• EXERCISE TASK:
Within the records that follow, find every line containing the string "said". Copy those lines.

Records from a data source
## START

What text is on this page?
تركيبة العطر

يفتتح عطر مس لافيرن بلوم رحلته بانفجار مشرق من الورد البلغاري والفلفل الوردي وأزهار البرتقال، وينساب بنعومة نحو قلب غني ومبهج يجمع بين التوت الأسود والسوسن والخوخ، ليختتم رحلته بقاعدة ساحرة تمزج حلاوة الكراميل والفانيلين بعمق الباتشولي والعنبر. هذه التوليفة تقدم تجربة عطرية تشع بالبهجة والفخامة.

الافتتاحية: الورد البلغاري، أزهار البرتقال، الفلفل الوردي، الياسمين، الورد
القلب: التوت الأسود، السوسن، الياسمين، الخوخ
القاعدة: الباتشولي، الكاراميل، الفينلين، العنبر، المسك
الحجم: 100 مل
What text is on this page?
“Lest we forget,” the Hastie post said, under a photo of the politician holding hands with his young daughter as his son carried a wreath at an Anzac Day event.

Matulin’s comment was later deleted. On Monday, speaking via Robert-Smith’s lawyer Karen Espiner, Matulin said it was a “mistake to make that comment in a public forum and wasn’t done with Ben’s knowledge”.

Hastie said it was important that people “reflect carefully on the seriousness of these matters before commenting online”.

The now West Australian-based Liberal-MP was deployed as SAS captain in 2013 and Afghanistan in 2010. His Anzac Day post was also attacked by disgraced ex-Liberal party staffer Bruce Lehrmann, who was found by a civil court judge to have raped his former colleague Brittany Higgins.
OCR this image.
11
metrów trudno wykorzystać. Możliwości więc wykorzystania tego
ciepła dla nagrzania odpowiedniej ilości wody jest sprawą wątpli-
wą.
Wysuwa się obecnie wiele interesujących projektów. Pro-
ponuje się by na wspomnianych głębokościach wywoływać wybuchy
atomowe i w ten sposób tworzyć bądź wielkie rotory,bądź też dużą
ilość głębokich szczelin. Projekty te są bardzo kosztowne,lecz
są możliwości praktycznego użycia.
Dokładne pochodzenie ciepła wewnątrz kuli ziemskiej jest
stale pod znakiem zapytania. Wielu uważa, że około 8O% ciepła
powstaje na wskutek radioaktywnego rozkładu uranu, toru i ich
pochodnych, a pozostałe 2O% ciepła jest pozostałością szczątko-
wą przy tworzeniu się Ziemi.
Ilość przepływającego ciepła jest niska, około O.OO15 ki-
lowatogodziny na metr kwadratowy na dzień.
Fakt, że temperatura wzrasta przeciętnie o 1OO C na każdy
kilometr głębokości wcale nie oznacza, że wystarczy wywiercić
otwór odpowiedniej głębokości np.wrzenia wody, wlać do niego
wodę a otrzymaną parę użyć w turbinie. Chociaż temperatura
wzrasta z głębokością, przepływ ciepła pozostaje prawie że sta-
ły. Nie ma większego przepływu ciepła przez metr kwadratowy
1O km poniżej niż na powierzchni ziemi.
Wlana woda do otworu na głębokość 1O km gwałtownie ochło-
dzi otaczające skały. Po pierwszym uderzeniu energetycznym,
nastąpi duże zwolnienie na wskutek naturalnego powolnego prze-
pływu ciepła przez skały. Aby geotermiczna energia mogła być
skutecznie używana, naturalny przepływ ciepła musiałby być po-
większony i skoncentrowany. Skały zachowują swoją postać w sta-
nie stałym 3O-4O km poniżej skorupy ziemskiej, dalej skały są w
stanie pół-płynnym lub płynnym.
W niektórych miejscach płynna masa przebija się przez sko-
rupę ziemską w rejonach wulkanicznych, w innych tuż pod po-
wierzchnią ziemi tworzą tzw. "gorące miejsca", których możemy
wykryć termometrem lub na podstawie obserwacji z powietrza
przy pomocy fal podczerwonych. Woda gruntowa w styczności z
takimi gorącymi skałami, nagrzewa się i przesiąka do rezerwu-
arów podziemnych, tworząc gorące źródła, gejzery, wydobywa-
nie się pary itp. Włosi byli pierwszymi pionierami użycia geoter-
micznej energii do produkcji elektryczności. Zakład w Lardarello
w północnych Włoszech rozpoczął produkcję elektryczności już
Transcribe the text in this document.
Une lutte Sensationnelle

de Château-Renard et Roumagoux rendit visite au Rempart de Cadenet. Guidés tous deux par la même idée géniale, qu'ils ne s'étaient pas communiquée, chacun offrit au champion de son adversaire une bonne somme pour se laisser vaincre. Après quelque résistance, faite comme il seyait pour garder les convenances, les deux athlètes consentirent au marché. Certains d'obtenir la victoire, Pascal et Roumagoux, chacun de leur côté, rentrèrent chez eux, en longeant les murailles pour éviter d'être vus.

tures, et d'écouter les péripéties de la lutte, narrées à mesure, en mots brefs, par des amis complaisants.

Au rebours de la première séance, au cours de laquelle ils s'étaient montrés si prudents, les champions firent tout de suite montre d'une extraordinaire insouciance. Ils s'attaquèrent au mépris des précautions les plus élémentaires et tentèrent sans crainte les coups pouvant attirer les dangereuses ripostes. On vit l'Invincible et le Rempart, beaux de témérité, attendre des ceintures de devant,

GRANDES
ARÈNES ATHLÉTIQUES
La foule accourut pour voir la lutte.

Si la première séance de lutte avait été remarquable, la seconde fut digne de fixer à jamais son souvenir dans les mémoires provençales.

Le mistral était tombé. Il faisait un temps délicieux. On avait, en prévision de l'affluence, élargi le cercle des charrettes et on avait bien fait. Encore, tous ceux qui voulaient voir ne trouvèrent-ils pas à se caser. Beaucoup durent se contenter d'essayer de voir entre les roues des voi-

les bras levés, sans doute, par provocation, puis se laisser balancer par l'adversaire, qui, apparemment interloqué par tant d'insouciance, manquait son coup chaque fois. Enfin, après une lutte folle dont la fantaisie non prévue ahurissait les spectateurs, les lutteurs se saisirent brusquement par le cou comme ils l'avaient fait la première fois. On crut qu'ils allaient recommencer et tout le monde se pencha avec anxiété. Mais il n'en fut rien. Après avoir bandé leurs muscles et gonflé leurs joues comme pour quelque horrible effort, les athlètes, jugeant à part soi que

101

## END

• SOLUTION:
“Lest we forget,” the Hastie post said, under a photo of the politician holding hands with his young daughter as his son carried a wreath at an Anzac Day event.
Matulin’s comment was later deleted. On Monday, speaking via Robert-Smith’s lawyer Karen Espiner, Matulin said it was a “mistake to make that comment in a public forum and wasn’t done with Ben’s knowledge”.
Hastie said it was important that people “reflect carefully on the seriousness of these matters before commenting online”.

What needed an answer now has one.